- [Given exercise] Give back all the data exactly, line by line.

-- Begin Records shown --

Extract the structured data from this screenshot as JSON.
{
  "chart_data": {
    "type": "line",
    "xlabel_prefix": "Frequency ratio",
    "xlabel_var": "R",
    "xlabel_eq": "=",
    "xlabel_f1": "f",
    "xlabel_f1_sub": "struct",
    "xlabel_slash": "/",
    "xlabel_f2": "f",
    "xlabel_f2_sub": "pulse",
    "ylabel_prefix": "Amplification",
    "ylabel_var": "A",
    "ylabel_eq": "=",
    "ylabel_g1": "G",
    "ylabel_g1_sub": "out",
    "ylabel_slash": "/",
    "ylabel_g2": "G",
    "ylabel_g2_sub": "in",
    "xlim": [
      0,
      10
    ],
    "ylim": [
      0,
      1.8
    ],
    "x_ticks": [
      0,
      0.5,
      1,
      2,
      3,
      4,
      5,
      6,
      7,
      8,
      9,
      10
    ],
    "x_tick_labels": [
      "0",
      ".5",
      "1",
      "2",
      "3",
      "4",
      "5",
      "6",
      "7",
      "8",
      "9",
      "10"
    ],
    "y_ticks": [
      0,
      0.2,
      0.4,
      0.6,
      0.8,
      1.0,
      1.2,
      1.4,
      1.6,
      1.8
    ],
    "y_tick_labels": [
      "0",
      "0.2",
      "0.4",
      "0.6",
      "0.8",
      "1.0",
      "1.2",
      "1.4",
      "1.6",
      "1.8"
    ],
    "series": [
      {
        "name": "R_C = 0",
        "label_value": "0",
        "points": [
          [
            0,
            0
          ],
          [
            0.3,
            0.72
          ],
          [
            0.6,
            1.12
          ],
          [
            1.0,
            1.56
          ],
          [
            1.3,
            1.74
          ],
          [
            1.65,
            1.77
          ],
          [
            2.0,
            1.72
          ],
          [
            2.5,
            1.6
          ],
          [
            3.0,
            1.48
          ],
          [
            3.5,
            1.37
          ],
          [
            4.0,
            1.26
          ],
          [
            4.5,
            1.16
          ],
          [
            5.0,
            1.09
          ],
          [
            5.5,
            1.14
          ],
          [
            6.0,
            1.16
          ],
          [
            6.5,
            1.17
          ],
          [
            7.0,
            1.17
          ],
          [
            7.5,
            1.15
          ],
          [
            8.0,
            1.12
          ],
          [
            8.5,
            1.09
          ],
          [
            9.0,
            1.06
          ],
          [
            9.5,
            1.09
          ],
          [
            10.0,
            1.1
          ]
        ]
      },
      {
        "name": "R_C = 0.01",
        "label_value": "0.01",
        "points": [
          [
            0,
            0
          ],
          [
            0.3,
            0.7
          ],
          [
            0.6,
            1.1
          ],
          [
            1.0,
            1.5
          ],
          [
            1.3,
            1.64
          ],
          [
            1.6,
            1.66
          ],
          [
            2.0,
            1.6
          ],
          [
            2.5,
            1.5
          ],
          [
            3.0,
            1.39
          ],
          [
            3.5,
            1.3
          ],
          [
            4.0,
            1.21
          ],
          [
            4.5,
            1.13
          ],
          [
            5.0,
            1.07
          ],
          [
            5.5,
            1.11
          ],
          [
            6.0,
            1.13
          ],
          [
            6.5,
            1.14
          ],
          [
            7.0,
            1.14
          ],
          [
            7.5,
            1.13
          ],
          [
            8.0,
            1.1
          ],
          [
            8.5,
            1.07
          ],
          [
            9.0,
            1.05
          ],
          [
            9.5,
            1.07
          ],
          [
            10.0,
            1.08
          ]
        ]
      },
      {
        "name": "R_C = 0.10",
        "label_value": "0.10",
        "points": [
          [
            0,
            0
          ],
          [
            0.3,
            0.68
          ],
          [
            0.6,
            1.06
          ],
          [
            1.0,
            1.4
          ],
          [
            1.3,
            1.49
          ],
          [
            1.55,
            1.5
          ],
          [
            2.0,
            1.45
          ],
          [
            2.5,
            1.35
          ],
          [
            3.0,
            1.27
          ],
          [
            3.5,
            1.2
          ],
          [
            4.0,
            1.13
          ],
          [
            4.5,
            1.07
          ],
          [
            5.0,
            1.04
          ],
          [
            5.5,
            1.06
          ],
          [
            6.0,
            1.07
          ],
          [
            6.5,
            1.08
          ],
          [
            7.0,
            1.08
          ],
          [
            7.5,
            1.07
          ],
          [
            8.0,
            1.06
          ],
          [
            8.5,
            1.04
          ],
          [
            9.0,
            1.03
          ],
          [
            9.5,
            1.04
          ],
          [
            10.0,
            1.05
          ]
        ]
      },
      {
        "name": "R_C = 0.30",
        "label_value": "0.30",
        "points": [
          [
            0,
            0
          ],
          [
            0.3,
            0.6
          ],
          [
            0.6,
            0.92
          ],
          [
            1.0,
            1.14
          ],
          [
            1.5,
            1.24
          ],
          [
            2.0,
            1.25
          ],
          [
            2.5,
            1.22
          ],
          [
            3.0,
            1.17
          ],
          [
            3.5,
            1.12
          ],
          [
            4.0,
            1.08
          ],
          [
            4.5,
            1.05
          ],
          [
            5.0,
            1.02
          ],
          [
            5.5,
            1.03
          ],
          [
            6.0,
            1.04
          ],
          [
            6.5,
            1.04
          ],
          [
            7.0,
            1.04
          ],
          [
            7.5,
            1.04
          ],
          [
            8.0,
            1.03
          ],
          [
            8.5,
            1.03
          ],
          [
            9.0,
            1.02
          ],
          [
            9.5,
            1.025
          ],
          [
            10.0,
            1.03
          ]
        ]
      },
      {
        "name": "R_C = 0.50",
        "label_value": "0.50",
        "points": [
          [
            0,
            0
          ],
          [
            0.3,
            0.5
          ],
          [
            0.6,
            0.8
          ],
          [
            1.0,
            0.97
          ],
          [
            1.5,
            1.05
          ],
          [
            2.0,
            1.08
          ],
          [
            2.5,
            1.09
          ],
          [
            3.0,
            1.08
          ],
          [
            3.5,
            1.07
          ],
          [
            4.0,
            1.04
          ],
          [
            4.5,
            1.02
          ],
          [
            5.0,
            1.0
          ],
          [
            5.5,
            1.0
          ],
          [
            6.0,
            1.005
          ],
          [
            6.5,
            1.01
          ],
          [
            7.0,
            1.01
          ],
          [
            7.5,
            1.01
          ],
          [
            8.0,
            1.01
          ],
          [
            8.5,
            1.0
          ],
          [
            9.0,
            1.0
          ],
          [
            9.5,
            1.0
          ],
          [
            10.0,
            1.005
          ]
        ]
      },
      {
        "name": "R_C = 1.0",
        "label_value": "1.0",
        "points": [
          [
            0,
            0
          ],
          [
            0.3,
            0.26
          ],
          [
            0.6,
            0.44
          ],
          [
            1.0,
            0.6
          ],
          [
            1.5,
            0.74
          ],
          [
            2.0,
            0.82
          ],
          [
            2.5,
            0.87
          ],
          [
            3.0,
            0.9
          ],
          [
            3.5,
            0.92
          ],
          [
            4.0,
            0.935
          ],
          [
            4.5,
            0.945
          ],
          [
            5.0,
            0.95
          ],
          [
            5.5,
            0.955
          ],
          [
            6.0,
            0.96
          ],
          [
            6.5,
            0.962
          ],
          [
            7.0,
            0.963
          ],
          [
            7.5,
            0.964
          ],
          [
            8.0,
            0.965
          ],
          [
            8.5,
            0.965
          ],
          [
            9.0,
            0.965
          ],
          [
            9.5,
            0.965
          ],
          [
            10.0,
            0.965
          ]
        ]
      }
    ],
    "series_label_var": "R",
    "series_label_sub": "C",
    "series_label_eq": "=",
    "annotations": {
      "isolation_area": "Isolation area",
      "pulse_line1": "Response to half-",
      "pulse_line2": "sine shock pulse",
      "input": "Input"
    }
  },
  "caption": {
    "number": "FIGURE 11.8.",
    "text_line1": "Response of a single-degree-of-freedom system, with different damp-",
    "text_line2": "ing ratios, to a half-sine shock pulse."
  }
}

-- End Records shown --

- [Final answer]
Extract the structured data from this screenshot as JSON.
{
  "chart_data": {
    "type": "line",
    "xlabel_prefix": "Frequency ratio",
    "xlabel_var": "R",
    "xlabel_eq": "=",
    "xlabel_f1": "f",
    "xlabel_f1_sub": "struct",
    "xlabel_slash": "/",
    "xlabel_f2": "f",
    "xlabel_f2_sub": "pulse",
    "ylabel_prefix": "Amplification",
    "ylabel_var": "A",
    "ylabel_eq": "=",
    "ylabel_g1": "G",
    "ylabel_g1_sub": "out",
    "ylabel_slash": "/",
    "ylabel_g2": "G",
    "ylabel_g2_sub": "in",
    "xlim": [
      0,
      10
    ],
    "ylim": [
      0,
      1.8
    ],
    "x_ticks": [
      0,
      0.5,
      1,
      2,
      3,
      4,
      5,
      6,
      7,
      8,
      9,
      10
    ],
    "x_tick_labels": [
      "0",
      ".5",
      "1",
      "2",
      "3",
      "4",
      "5",
      "6",
      "7",
      "8",
      "9",
      "10"
    ],
    "y_ticks": [
      0,
      0.2,
      0.4,
      0.6,
      0.8,
      1.0,
      1.2,
      1.4,
      1.6,
      1.8
    ],
    "y_tick_labels": [
      "0",
      "0.2",
      "0.4",
      "0.6",
      "0.8",
      "1.0",
      "1.2",
      "1.4",
      "1.6",
      "1.8"
    ],
    "series": [
      {
        "name": "R_C = 0",
        "label_value": "0",
        "points": [
          [
            0,
            0
          ],
          [
            0.3,
            0.72
          ],
          [
            0.6,
            1.12
          ],
          [
            1.0,
            1.56
          ],
          [
            1.3,
            1.74
          ],
          [
            1.65,
            1.77
          ],
          [
            2.0,
            1.72
          ],
          [
            2.5,
            1.6
          ],
          [
            3.0,
            1.48
          ],
          [
            3.5,
            1.37
          ],
          [
            4.0,
            1.26
          ],
          [
            4.5,
            1.16
          ],
          [
            5.0,
            1.09
          ],
          [
            5.5,
            1.14
          ],
          [
            6.0,
            1.16
          ],
          [
            6.5,
            1.17
          ],
          [
            7.0,
            1.17
          ],
          [
            7.5,
            1.15
          ],
          [
            8.0,
            1.12
          ],
          [
            8.5,
            1.09
          ],
          [
            9.0,
            1.06
          ],
          [
            9.5,
            1.09
          ],
          [
            10.0,
            1.1
          ]
        ]
      },
      {
        "name": "R_C = 0.01",
        "label_value": "0.01",
        "points": [
          [
            0,
            0
          ],
          [
            0.3,
            0.7
          ],
          [
            0.6,
            1.1
          ],
          [
            1.0,
            1.5
          ],
          [
            1.3,
            1.64
          ],
          [
            1.6,
            1.66
          ],
          [
            2.0,
            1.6
          ],
          [
            2.5,
            1.5
          ],
          [
            3.0,
            1.39
          ],
          [
            3.5,
            1.3
          ],
          [
            4.0,
            1.21
          ],
          [
            4.5,
            1.13
          ],
          [
            5.0,
            1.07
          ],
          [
            5.5,
            1.11
          ],
          [
            6.0,
            1.13
          ],
          [
            6.5,
            1.14
          ],
          [
            7.0,
            1.14
          ],
          [
            7.5,
            1.13
          ],
          [
            8.0,
            1.1
          ],
          [
            8.5,
            1.07
          ],
          [
            9.0,
            1.05
          ],
          [
            9.5,
            1.07
          ],
          [
            10.0,
            1.08
          ]
        ]
      },
      {
        "name": "R_C = 0.10",
        "label_value": "0.10",
        "points": [
          [
            0,
            0
          ],
          [
            0.3,
            0.68
          ],
          [
            0.6,
            1.06
          ],
          [
            1.0,
            1.4
          ],
          [
            1.3,
            1.49
          ],
          [
            1.55,
            1.5
          ],
          [
            2.0,
            1.45
          ],
          [
            2.5,
            1.35
          ],
          [
            3.0,
            1.27
          ],
          [
            3.5,
            1.2
          ],
          [
            4.0,
            1.13
          ],
          [
            4.5,
            1.07
          ],
          [
            5.0,
            1.04
          ],
          [
            5.5,
            1.06
          ],
          [
            6.0,
            1.07
          ],
          [
            6.5,
            1.08
          ],
          [
            7.0,
            1.08
          ],
          [
            7.5,
            1.07
          ],
          [
            8.0,
            1.06
          ],
          [
            8.5,
            1.04
          ],
          [
            9.0,
            1.03
          ],
          [
            9.5,
            1.04
          ],
          [
            10.0,
            1.05
          ]
        ]
      },
      {
        "name": "R_C = 0.30",
        "label_value": "0.30",
        "points": [
          [
            0,
            0
          ],
          [
            0.3,
            0.6
          ],
          [
            0.6,
            0.92
          ],
          [
            1.0,
            1.14
          ],
          [
            1.5,
            1.24
          ],
          [
            2.0,
            1.25
          ],
          [
            2.5,
            1.22
          ],
          [
            3.0,
            1.17
          ],
          [
            3.5,
            1.12
          ],
          [
            4.0,
            1.08
          ],
          [
            4.5,
            1.05
          ],
          [
            5.0,
            1.02
          ],
          [
            5.5,
            1.03
          ],
          [
            6.0,
            1.04
          ],
          [
            6.5,
            1.04
          ],
          [
            7.0,
            1.04
          ],
          [
            7.5,
            1.04
          ],
          [
            8.0,
            1.03
          ],
          [
            8.5,
            1.03
          ],
          [
            9.0,
            1.02
          ],
          [
            9.5,
            1.025
          ],
          [
            10.0,
            1.03
          ]
        ]
      },
      {
        "name": "R_C = 0.50",
        "label_value": "0.50",
        "points": [
          [
            0,
            0
          ],
          [
            0.3,
            0.5
          ],
          [
            0.6,
            0.8
          ],
          [
            1.0,
            0.97
          ],
          [
            1.5,
            1.05
          ],
          [
            2.0,
            1.08
          ],
          [
            2.5,
            1.09
          ],
          [
            3.0,
            1.08
          ],
          [
            3.5,
            1.07
          ],
          [
            4.0,
            1.04
          ],
          [
            4.5,
            1.02
          ],
          [
            5.0,
            1.0
          ],
          [
            5.5,
            1.0
          ],
          [
            6.0,
            1.005
          ],
          [
            6.5,
            1.01
          ],
          [
            7.0,
            1.01
          ],
          [
            7.5,
            1.01
          ],
          [
            8.0,
            1.01
          ],
          [
            8.5,
            1.0
          ],
          [
            9.0,
            1.0
          ],
          [
            9.5,
            1.0
          ],
          [
            10.0,
            1.005
          ]
        ]
      },
      {
        "name": "R_C = 1.0",
        "label_value": "1.0",
        "points": [
          [
            0,
            0
          ],
          [
            0.3,
            0.26
          ],
          [
            0.6,
            0.44
          ],
          [
            1.0,
            0.6
          ],
          [
            1.5,
            0.74
          ],
          [
            2.0,
            0.82
          ],
          [
            2.5,
            0.87
          ],
          [
            3.0,
            0.9
          ],
          [
            3.5,
            0.92
          ],
          [
            4.0,
            0.935
          ],
          [
            4.5,
            0.945
          ],
          [
            5.0,
            0.95
          ],
          [
            5.5,
            0.955
          ],
          [
            6.0,
            0.96
          ],
          [
            6.5,
            0.962
          ],
          [
            7.0,
            0.963
          ],
          [
            7.5,
            0.964
          ],
          [
            8.0,
            0.965
          ],
          [
            8.5,
            0.965
          ],
          [
            9.0,
            0.965
          ],
          [
            9.5,
            0.965
          ],
          [
            10.0,
            0.965
          ]
        ]
      }
    ],
    "series_label_var": "R",
    "series_label_sub": "C",
    "series_label_eq": "=",
    "annotations": {
      "isolation_area": "Isolation area",
      "pulse_line1": "Response to half-",
      "pulse_line2": "sine shock pulse",
      "input": "Input"
    }
  },
  "caption": {
    "number": "FIGURE 11.8.",
    "text_line1": "Response of a single-degree-of-freedom system, with different damp-",
    "text_line2": "ing ratios, to a half-sine shock pulse."
  }
}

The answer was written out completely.